**EXERCISE DESCRIPTION**
Pick out all lines in the listing holding the string "into" and copy them.
-- START --
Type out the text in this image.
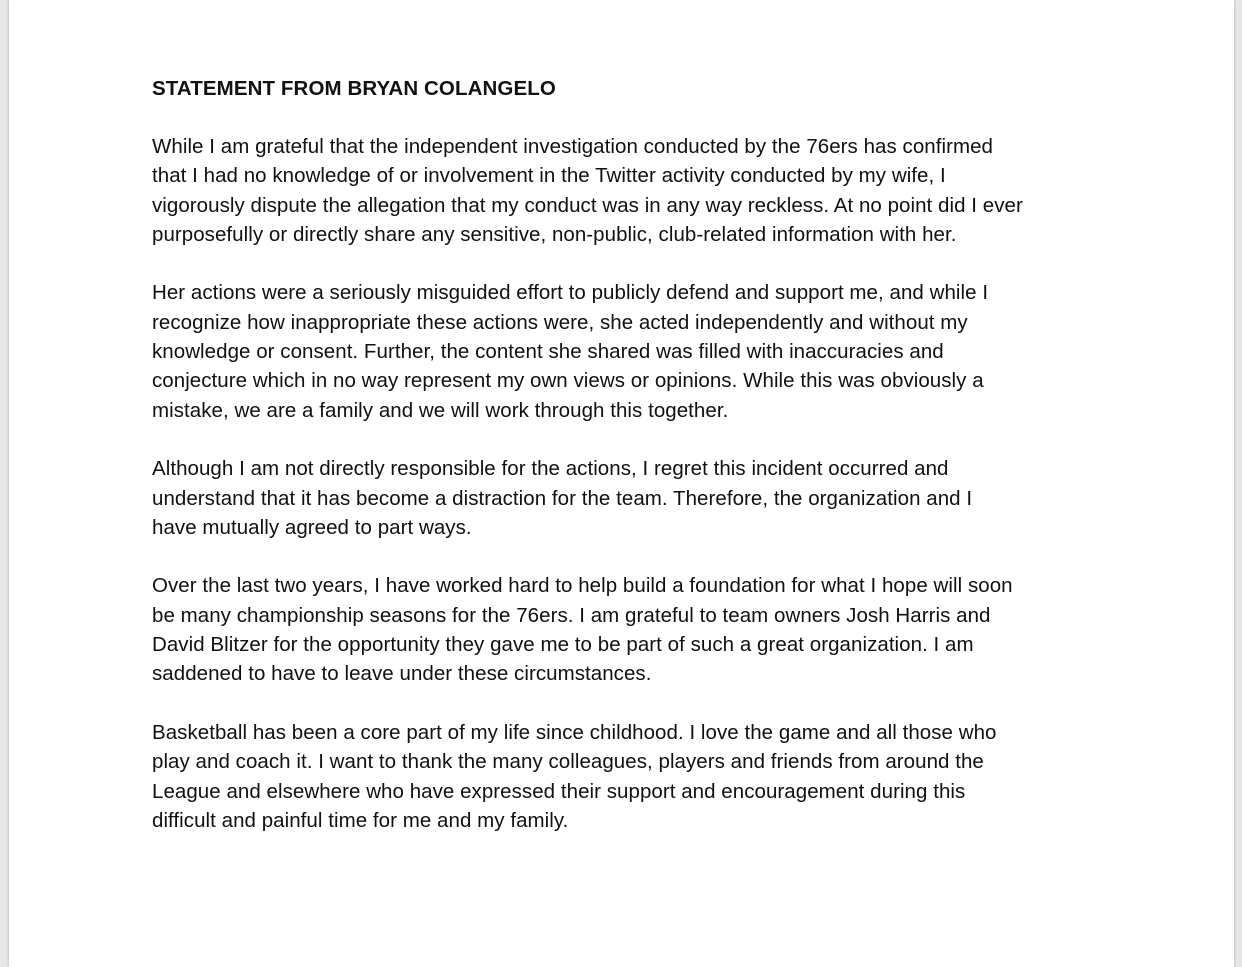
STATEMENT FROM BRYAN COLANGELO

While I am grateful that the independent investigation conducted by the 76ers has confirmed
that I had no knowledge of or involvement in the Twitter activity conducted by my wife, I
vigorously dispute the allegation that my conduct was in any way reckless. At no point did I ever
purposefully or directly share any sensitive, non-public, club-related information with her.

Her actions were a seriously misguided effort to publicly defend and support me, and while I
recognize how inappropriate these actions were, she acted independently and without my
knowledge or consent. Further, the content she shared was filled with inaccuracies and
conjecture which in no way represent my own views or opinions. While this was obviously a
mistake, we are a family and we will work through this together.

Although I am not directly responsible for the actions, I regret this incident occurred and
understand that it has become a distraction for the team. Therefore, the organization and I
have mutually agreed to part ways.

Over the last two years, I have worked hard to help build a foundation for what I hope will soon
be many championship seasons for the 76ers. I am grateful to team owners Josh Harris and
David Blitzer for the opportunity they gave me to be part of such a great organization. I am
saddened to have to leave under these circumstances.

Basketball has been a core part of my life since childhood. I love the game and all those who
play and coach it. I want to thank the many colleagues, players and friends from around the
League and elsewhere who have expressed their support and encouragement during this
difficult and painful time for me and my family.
-- END --
-- START --
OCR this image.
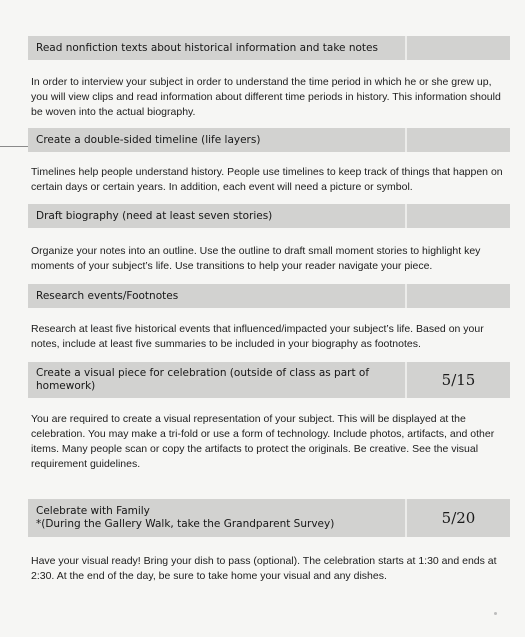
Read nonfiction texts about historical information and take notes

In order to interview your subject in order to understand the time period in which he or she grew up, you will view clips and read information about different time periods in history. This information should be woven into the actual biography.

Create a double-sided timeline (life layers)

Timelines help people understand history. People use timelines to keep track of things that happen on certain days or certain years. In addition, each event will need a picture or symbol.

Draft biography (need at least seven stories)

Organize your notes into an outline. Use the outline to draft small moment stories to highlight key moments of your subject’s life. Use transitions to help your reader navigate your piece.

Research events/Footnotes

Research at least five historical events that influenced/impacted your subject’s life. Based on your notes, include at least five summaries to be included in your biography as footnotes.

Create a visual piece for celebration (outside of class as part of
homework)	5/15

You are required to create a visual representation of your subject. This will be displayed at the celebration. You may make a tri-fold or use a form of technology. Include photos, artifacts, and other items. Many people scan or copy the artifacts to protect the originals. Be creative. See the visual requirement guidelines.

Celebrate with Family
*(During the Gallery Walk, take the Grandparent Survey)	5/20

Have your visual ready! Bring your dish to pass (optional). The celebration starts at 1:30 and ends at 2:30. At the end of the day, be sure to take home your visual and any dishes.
-- END --
**RESPONSE FOR THIS EXERCISE**
In order to interview your subject in order to understand the time period in which he or she grew up, you will view clips and read information about different time periods in history. This information should be woven into the actual biography.
Organize your notes into an outline. Use the outline to draft small moment stories to highlight key moments of your subject’s life. Use transitions to help your reader navigate your piece.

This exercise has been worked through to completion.